Extracted records =
□ □ □ □
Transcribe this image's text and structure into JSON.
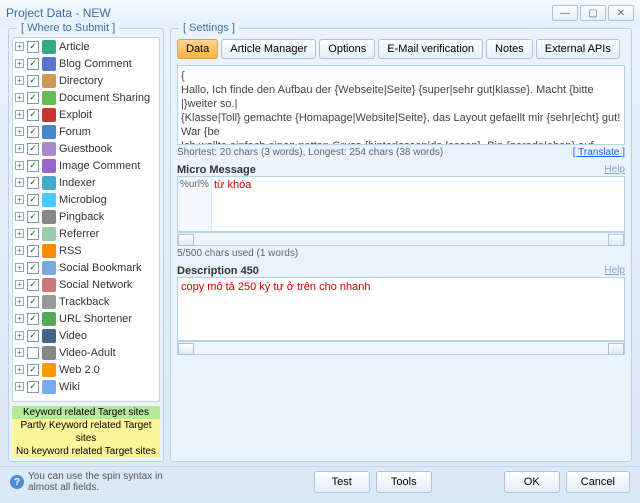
{
  "window": {
    "title": "Project Data - NEW",
    "min": "—",
    "max": "▢",
    "close": "✕"
  },
  "left": {
    "title": "[ Where to Submit ]",
    "items": [
      {
        "label": "Article",
        "checked": true,
        "icon": "#3a8"
      },
      {
        "label": "Blog Comment",
        "checked": true,
        "icon": "#57c"
      },
      {
        "label": "Directory",
        "checked": true,
        "icon": "#c95"
      },
      {
        "label": "Document Sharing",
        "checked": true,
        "icon": "#6b5"
      },
      {
        "label": "Exploit",
        "checked": true,
        "icon": "#c33"
      },
      {
        "label": "Forum",
        "checked": true,
        "icon": "#48c"
      },
      {
        "label": "Guestbook",
        "checked": true,
        "icon": "#a8c"
      },
      {
        "label": "Image Comment",
        "checked": true,
        "icon": "#96c"
      },
      {
        "label": "Indexer",
        "checked": true,
        "icon": "#4ac"
      },
      {
        "label": "Microblog",
        "checked": true,
        "icon": "#4cf"
      },
      {
        "label": "Pingback",
        "checked": true,
        "icon": "#888"
      },
      {
        "label": "Referrer",
        "checked": true,
        "icon": "#9ca"
      },
      {
        "label": "RSS",
        "checked": true,
        "icon": "#f80"
      },
      {
        "label": "Social Bookmark",
        "checked": true,
        "icon": "#7ad"
      },
      {
        "label": "Social Network",
        "checked": true,
        "icon": "#c77"
      },
      {
        "label": "Trackback",
        "checked": true,
        "icon": "#999"
      },
      {
        "label": "URL Shortener",
        "checked": true,
        "icon": "#5a5"
      },
      {
        "label": "Video",
        "checked": true,
        "icon": "#468"
      },
      {
        "label": "Video-Adult",
        "checked": false,
        "icon": "#888"
      },
      {
        "label": "Web 2.0",
        "checked": true,
        "icon": "#f90"
      },
      {
        "label": "Wiki",
        "checked": true,
        "icon": "#7ae"
      }
    ],
    "legend": {
      "a": "Keyword related Target sites",
      "b": "Partly Keyword related Target sites",
      "c": "No keyword related Target sites"
    }
  },
  "right": {
    "title": "[ Settings ]",
    "tabs": [
      "Data",
      "Article Manager",
      "Options",
      "E-Mail verification",
      "Notes",
      "External APIs"
    ],
    "message": "{\nHallo, Ich finde den Aufbau der {Webseite|Seite} {super|sehr gut|klasse}. Macht {bitte |}weiter so.|\n{Klasse|Toll} gemachte {Homapage|Website|Seite}, das Layout gefaellt mir {sehr|echt} gut! War {be\nIch wollte einfach einen netten Gruss {hinterlassen|da lassen}. Bin {gerade|eben} auf {die|eure} {Ho\nZufaellig bin ich auf {eure Seite|eurem Portal} gelandet und muss {feststellen|sagen}, dass mir diese\n{Super|klasse|Schoene} {Webseite|Seite}, ich komme {sicher |}mal wieder vorbei.|\n{Hey ||}Danke fuer die schoene Zeit {hier|auf dieser Webseite}. Macht weiter {bitte |}so. Da {komme",
    "stats": "Shortest: 20 chars (3 words), Longest: 254 chars (38 words)",
    "translate": "[ Translate ]",
    "micro_title": "Micro Message",
    "micro_help": "Help",
    "micro_prefix": "%url%",
    "micro_value": "từ khóa",
    "micro_stats": "5/500 chars used (1 words)",
    "desc_title": "Description 450",
    "desc_help": "Help",
    "desc_value": "copy mô tả 250 ký tự ở trên cho nhanh"
  },
  "footer": {
    "hint1": "You can use the spin syntax in",
    "hint2": "almost all fields.",
    "test": "Test",
    "tools": "Tools",
    "ok": "OK",
    "cancel": "Cancel"
  }
}
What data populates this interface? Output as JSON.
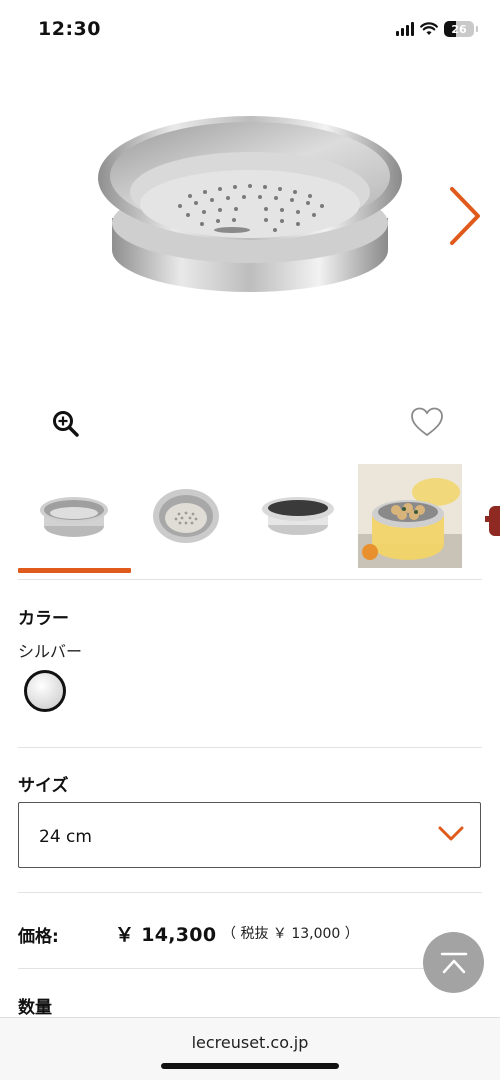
{
  "status_bar": {
    "time": "12:30",
    "battery_level": "26",
    "icons": [
      "signal-icon",
      "wifi-icon",
      "battery-icon"
    ]
  },
  "product": {
    "image_count_visible": 5
  },
  "thumbnails": [
    {
      "name": "steamer-front"
    },
    {
      "name": "steamer-top"
    },
    {
      "name": "steamer-side"
    },
    {
      "name": "steamer-in-use"
    },
    {
      "name": "red-pot-partial"
    }
  ],
  "color": {
    "label": "カラー",
    "value": "シルバー"
  },
  "size": {
    "label": "サイズ",
    "value": "24 cm"
  },
  "price": {
    "label": "価格:",
    "value": "￥ 14,300",
    "tax_excluded": "（ 税抜 ￥ 13,000 ）"
  },
  "quantity": {
    "label": "数量"
  },
  "browser": {
    "url": "lecreuset.co.jp"
  },
  "colors": {
    "accent": "#e05a1c",
    "back_to_top_bg": "#a3a3a3"
  }
}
□ □ □ □
What you will do =
Transcribe every line from the records above without alteration, and leave out the images.

Solution =
Transcribe this image's text and structure into JSON.
{
  "window": {
    "title": "Project Data - NEW",
    "min": "—",
    "max": "▢",
    "close": "✕"
  },
  "left": {
    "title": "[ Where to Submit ]",
    "items": [
      {
        "label": "Article",
        "checked": true,
        "icon": "#3a8"
      },
      {
        "label": "Blog Comment",
        "checked": true,
        "icon": "#57c"
      },
      {
        "label": "Directory",
        "checked": true,
        "icon": "#c95"
      },
      {
        "label": "Document Sharing",
        "checked": true,
        "icon": "#6b5"
      },
      {
        "label": "Exploit",
        "checked": true,
        "icon": "#c33"
      },
      {
        "label": "Forum",
        "checked": true,
        "icon": "#48c"
      },
      {
        "label": "Guestbook",
        "checked": true,
        "icon": "#a8c"
      },
      {
        "label": "Image Comment",
        "checked": true,
        "icon": "#96c"
      },
      {
        "label": "Indexer",
        "checked": true,
        "icon": "#4ac"
      },
      {
        "label": "Microblog",
        "checked": true,
        "icon": "#4cf"
      },
      {
        "label": "Pingback",
        "checked": true,
        "icon": "#888"
      },
      {
        "label": "Referrer",
        "checked": true,
        "icon": "#9ca"
      },
      {
        "label": "RSS",
        "checked": true,
        "icon": "#f80"
      },
      {
        "label": "Social Bookmark",
        "checked": true,
        "icon": "#7ad"
      },
      {
        "label": "Social Network",
        "checked": true,
        "icon": "#c77"
      },
      {
        "label": "Trackback",
        "checked": true,
        "icon": "#999"
      },
      {
        "label": "URL Shortener",
        "checked": true,
        "icon": "#5a5"
      },
      {
        "label": "Video",
        "checked": true,
        "icon": "#468"
      },
      {
        "label": "Video-Adult",
        "checked": false,
        "icon": "#888"
      },
      {
        "label": "Web 2.0",
        "checked": true,
        "icon": "#f90"
      },
      {
        "label": "Wiki",
        "checked": true,
        "icon": "#7ae"
      }
    ],
    "legend": {
      "a": "Keyword related Target sites",
      "b": "Partly Keyword related Target sites",
      "c": "No keyword related Target sites"
    }
  },
  "right": {
    "title": "[ Settings ]",
    "tabs": [
      "Data",
      "Article Manager",
      "Options",
      "E-Mail verification",
      "Notes",
      "External APIs"
    ],
    "message": "{\nHallo, Ich finde den Aufbau der {Webseite|Seite} {super|sehr gut|klasse}. Macht {bitte |}weiter so.|\n{Klasse|Toll} gemachte {Homapage|Website|Seite}, das Layout gefaellt mir {sehr|echt} gut! War {be\nIch wollte einfach einen netten Gruss {hinterlassen|da lassen}. Bin {gerade|eben} auf {die|eure} {Ho\nZufaellig bin ich auf {eure Seite|eurem Portal} gelandet und muss {feststellen|sagen}, dass mir diese\n{Super|klasse|Schoene} {Webseite|Seite}, ich komme {sicher |}mal wieder vorbei.|\n{Hey ||}Danke fuer die schoene Zeit {hier|auf dieser Webseite}. Macht weiter {bitte |}so. Da {komme",
    "stats": "Shortest: 20 chars (3 words), Longest: 254 chars (38 words)",
    "translate": "[ Translate ]",
    "micro_title": "Micro Message",
    "micro_help": "Help",
    "micro_prefix": "%url%",
    "micro_value": "từ khóa",
    "micro_stats": "5/500 chars used (1 words)",
    "desc_title": "Description 450",
    "desc_help": "Help",
    "desc_value": "copy mô tả 250 ký tự ở trên cho nhanh"
  },
  "footer": {
    "hint1": "You can use the spin syntax in",
    "hint2": "almost all fields.",
    "test": "Test",
    "tools": "Tools",
    "ok": "OK",
    "cancel": "Cancel"
  }
}
What data populates this interface? Output as JSON.
{
  "status_bar": {
    "time": "12:30",
    "battery_level": "26",
    "icons": [
      "signal-icon",
      "wifi-icon",
      "battery-icon"
    ]
  },
  "product": {
    "image_count_visible": 5
  },
  "thumbnails": [
    {
      "name": "steamer-front"
    },
    {
      "name": "steamer-top"
    },
    {
      "name": "steamer-side"
    },
    {
      "name": "steamer-in-use"
    },
    {
      "name": "red-pot-partial"
    }
  ],
  "color": {
    "label": "カラー",
    "value": "シルバー"
  },
  "size": {
    "label": "サイズ",
    "value": "24 cm"
  },
  "price": {
    "label": "価格:",
    "value": "￥ 14,300",
    "tax_excluded": "（ 税抜 ￥ 13,000 ）"
  },
  "quantity": {
    "label": "数量"
  },
  "browser": {
    "url": "lecreuset.co.jp"
  },
  "colors": {
    "accent": "#e05a1c",
    "back_to_top_bg": "#a3a3a3"
  }
}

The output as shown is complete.